PROBLEM —
Write out the entries again exactly as they are given.
— START OF EXCERPTED RECORDS —
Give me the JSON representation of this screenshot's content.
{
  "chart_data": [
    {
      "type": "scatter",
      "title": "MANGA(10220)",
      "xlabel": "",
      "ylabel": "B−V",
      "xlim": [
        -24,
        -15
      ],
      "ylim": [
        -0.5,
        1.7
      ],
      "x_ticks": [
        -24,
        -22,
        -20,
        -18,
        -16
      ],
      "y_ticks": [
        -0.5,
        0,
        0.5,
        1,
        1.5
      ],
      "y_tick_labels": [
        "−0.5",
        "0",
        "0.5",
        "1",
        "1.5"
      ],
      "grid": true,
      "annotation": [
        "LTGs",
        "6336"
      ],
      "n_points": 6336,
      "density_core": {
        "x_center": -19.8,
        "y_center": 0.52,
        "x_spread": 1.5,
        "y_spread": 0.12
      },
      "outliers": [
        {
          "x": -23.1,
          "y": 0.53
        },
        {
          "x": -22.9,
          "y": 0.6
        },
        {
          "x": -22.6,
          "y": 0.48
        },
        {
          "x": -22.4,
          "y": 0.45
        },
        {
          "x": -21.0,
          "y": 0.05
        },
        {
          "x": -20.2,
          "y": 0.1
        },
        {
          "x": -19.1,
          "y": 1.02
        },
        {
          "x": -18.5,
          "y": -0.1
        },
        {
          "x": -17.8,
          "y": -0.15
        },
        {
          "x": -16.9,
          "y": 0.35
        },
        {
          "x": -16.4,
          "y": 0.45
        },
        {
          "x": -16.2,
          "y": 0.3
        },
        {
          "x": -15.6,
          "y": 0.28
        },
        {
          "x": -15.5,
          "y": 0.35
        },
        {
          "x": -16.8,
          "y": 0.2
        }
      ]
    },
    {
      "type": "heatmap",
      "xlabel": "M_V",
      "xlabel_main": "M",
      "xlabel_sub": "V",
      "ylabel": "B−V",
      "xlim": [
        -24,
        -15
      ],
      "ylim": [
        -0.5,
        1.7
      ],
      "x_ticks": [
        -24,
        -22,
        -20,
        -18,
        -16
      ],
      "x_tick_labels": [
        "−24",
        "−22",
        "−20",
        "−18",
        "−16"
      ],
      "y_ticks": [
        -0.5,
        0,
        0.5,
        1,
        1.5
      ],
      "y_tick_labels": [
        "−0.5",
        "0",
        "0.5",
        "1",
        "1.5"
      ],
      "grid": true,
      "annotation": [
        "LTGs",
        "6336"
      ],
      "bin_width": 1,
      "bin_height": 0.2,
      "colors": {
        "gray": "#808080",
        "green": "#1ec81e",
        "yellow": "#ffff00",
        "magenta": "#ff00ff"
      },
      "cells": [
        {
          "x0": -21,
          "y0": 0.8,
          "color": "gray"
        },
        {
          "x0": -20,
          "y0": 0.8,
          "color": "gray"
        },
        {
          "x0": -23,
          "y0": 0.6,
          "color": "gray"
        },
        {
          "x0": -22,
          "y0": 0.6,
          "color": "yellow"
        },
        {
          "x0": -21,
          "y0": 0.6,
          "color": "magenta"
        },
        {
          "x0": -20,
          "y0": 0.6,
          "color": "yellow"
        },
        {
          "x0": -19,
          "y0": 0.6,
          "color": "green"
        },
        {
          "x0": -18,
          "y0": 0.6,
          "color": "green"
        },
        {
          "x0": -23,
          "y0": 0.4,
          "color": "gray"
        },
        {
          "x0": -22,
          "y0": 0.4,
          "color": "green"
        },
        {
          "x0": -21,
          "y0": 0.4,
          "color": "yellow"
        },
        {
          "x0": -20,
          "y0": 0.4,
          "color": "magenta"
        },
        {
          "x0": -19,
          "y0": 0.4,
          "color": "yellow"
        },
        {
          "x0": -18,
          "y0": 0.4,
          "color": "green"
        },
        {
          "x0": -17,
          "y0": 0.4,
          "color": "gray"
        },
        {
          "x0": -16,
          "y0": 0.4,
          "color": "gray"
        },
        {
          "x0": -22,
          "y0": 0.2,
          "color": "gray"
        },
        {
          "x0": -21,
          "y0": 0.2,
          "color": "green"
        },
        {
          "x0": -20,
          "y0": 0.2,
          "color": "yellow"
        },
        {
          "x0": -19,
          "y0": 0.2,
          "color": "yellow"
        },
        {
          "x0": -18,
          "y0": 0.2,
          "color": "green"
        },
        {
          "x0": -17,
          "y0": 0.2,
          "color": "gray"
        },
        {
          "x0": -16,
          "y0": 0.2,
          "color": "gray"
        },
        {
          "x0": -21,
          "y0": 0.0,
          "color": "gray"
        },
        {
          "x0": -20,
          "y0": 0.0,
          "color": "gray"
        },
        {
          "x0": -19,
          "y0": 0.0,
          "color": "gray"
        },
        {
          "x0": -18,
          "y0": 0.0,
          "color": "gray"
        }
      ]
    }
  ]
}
— END OF EXCERPTED RECORDS —
REPLY —
Give me the JSON representation of this screenshot's content.
{
  "chart_data": [
    {
      "type": "scatter",
      "title": "MANGA(10220)",
      "xlabel": "",
      "ylabel": "B−V",
      "xlim": [
        -24,
        -15
      ],
      "ylim": [
        -0.5,
        1.7
      ],
      "x_ticks": [
        -24,
        -22,
        -20,
        -18,
        -16
      ],
      "y_ticks": [
        -0.5,
        0,
        0.5,
        1,
        1.5
      ],
      "y_tick_labels": [
        "−0.5",
        "0",
        "0.5",
        "1",
        "1.5"
      ],
      "grid": true,
      "annotation": [
        "LTGs",
        "6336"
      ],
      "n_points": 6336,
      "density_core": {
        "x_center": -19.8,
        "y_center": 0.52,
        "x_spread": 1.5,
        "y_spread": 0.12
      },
      "outliers": [
        {
          "x": -23.1,
          "y": 0.53
        },
        {
          "x": -22.9,
          "y": 0.6
        },
        {
          "x": -22.6,
          "y": 0.48
        },
        {
          "x": -22.4,
          "y": 0.45
        },
        {
          "x": -21.0,
          "y": 0.05
        },
        {
          "x": -20.2,
          "y": 0.1
        },
        {
          "x": -19.1,
          "y": 1.02
        },
        {
          "x": -18.5,
          "y": -0.1
        },
        {
          "x": -17.8,
          "y": -0.15
        },
        {
          "x": -16.9,
          "y": 0.35
        },
        {
          "x": -16.4,
          "y": 0.45
        },
        {
          "x": -16.2,
          "y": 0.3
        },
        {
          "x": -15.6,
          "y": 0.28
        },
        {
          "x": -15.5,
          "y": 0.35
        },
        {
          "x": -16.8,
          "y": 0.2
        }
      ]
    },
    {
      "type": "heatmap",
      "xlabel": "M_V",
      "xlabel_main": "M",
      "xlabel_sub": "V",
      "ylabel": "B−V",
      "xlim": [
        -24,
        -15
      ],
      "ylim": [
        -0.5,
        1.7
      ],
      "x_ticks": [
        -24,
        -22,
        -20,
        -18,
        -16
      ],
      "x_tick_labels": [
        "−24",
        "−22",
        "−20",
        "−18",
        "−16"
      ],
      "y_ticks": [
        -0.5,
        0,
        0.5,
        1,
        1.5
      ],
      "y_tick_labels": [
        "−0.5",
        "0",
        "0.5",
        "1",
        "1.5"
      ],
      "grid": true,
      "annotation": [
        "LTGs",
        "6336"
      ],
      "bin_width": 1,
      "bin_height": 0.2,
      "colors": {
        "gray": "#808080",
        "green": "#1ec81e",
        "yellow": "#ffff00",
        "magenta": "#ff00ff"
      },
      "cells": [
        {
          "x0": -21,
          "y0": 0.8,
          "color": "gray"
        },
        {
          "x0": -20,
          "y0": 0.8,
          "color": "gray"
        },
        {
          "x0": -23,
          "y0": 0.6,
          "color": "gray"
        },
        {
          "x0": -22,
          "y0": 0.6,
          "color": "yellow"
        },
        {
          "x0": -21,
          "y0": 0.6,
          "color": "magenta"
        },
        {
          "x0": -20,
          "y0": 0.6,
          "color": "yellow"
        },
        {
          "x0": -19,
          "y0": 0.6,
          "color": "green"
        },
        {
          "x0": -18,
          "y0": 0.6,
          "color": "green"
        },
        {
          "x0": -23,
          "y0": 0.4,
          "color": "gray"
        },
        {
          "x0": -22,
          "y0": 0.4,
          "color": "green"
        },
        {
          "x0": -21,
          "y0": 0.4,
          "color": "yellow"
        },
        {
          "x0": -20,
          "y0": 0.4,
          "color": "magenta"
        },
        {
          "x0": -19,
          "y0": 0.4,
          "color": "yellow"
        },
        {
          "x0": -18,
          "y0": 0.4,
          "color": "green"
        },
        {
          "x0": -17,
          "y0": 0.4,
          "color": "gray"
        },
        {
          "x0": -16,
          "y0": 0.4,
          "color": "gray"
        },
        {
          "x0": -22,
          "y0": 0.2,
          "color": "gray"
        },
        {
          "x0": -21,
          "y0": 0.2,
          "color": "green"
        },
        {
          "x0": -20,
          "y0": 0.2,
          "color": "yellow"
        },
        {
          "x0": -19,
          "y0": 0.2,
          "color": "yellow"
        },
        {
          "x0": -18,
          "y0": 0.2,
          "color": "green"
        },
        {
          "x0": -17,
          "y0": 0.2,
          "color": "gray"
        },
        {
          "x0": -16,
          "y0": 0.2,
          "color": "gray"
        },
        {
          "x0": -21,
          "y0": 0.0,
          "color": "gray"
        },
        {
          "x0": -20,
          "y0": 0.0,
          "color": "gray"
        },
        {
          "x0": -19,
          "y0": 0.0,
          "color": "gray"
        },
        {
          "x0": -18,
          "y0": 0.0,
          "color": "gray"
        }
      ]
    }
  ]
}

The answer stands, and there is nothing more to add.